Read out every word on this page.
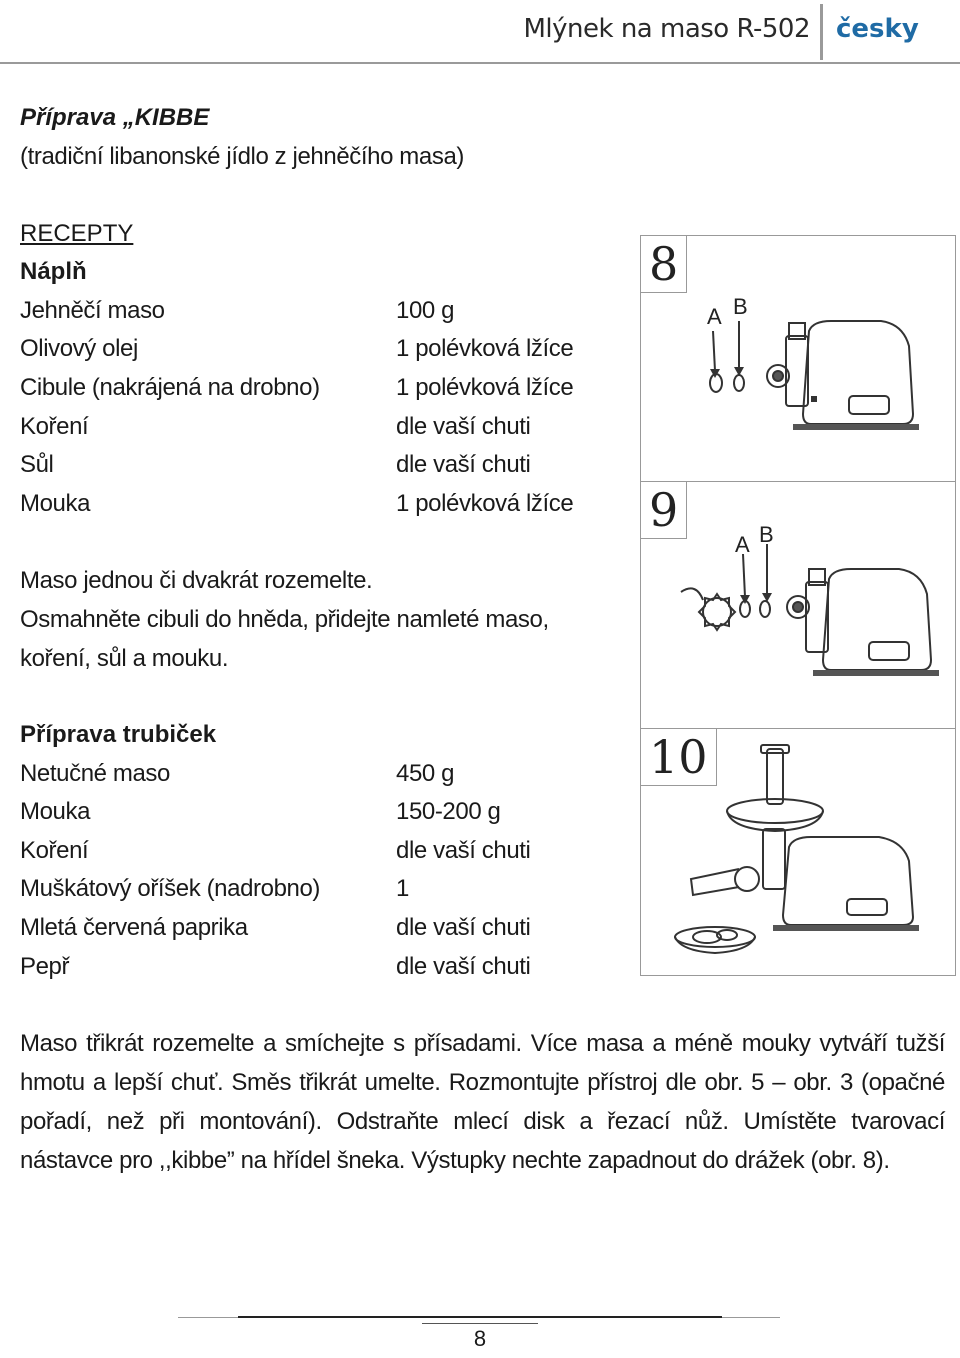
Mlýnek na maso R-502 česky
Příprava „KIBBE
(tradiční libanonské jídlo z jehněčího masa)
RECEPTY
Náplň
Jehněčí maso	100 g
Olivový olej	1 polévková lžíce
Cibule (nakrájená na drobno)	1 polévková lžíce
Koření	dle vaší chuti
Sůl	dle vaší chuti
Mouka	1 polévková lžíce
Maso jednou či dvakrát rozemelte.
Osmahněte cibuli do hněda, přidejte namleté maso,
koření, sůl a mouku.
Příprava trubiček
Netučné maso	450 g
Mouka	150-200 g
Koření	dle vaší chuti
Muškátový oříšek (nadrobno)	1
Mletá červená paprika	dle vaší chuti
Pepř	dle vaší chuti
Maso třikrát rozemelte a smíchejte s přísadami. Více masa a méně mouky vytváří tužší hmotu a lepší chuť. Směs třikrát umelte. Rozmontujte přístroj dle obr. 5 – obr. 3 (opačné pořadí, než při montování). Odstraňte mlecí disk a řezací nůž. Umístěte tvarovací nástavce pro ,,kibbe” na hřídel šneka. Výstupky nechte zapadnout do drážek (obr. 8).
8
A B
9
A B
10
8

--

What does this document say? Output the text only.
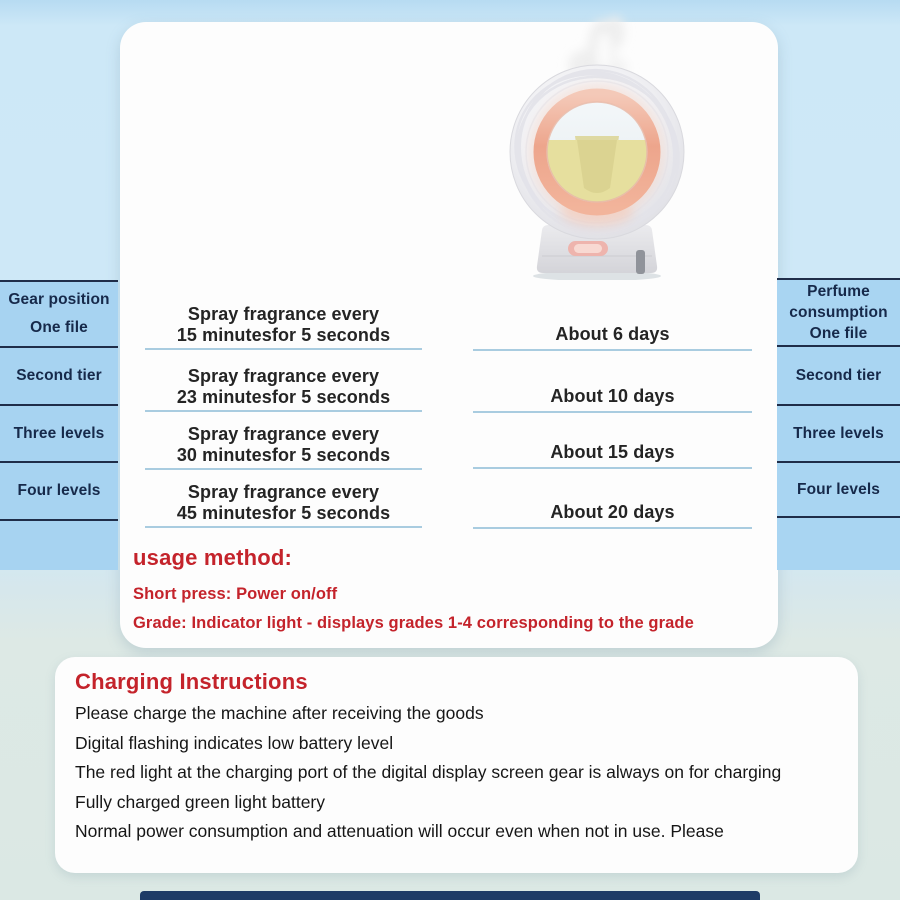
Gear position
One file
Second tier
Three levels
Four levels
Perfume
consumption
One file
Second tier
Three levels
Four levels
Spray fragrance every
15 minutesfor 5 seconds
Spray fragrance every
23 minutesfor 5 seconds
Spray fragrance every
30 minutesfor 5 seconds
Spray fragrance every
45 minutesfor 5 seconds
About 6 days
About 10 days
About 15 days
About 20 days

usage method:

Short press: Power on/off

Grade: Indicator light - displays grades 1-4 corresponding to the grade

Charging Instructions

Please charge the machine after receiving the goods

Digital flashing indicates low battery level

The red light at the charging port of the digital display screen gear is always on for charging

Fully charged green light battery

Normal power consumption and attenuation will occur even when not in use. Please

--

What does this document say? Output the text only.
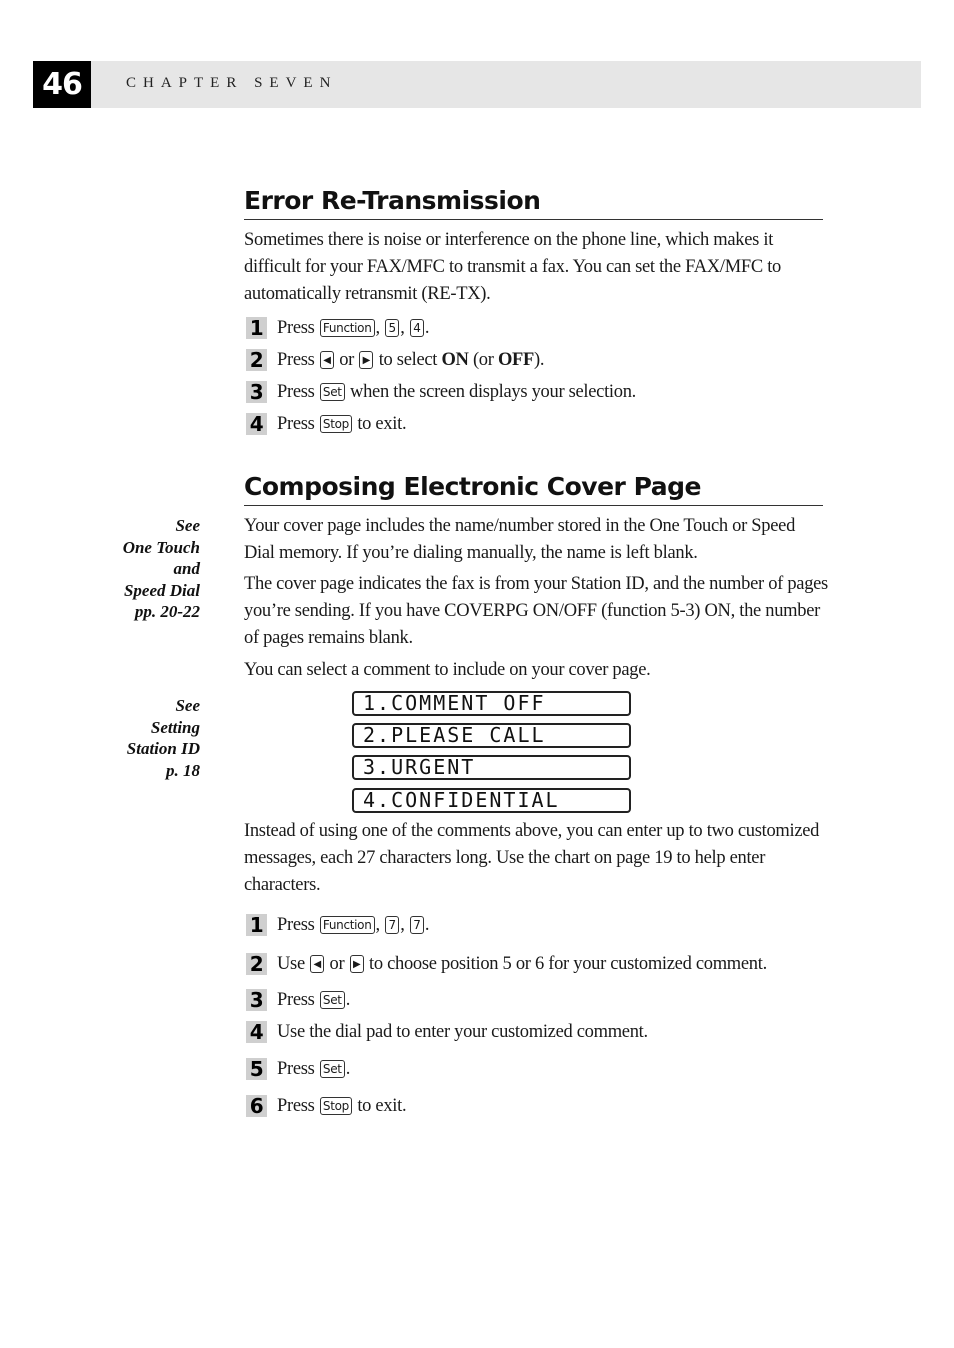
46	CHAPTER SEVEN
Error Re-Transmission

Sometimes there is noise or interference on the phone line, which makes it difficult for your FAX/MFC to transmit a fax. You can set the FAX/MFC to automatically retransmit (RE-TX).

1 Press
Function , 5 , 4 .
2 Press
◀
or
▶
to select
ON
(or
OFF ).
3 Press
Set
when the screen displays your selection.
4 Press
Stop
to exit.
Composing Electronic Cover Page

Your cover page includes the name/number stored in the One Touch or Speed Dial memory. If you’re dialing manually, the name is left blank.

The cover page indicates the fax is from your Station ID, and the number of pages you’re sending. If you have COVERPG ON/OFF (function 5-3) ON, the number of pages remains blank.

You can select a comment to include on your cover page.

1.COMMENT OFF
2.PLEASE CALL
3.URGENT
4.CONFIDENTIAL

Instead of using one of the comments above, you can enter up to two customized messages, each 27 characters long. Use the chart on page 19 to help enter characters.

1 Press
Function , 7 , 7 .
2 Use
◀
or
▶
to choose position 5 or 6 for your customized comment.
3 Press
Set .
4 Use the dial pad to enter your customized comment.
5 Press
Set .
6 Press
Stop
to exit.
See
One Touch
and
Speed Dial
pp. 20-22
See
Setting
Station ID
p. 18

(Set exercise): Using the records given above, list every line that includes the word "seconds".

(Solution to the problem):
15 minutesfor 5 seconds
23 minutesfor 5 seconds
30 minutesfor 5 seconds
45 minutesfor 5 seconds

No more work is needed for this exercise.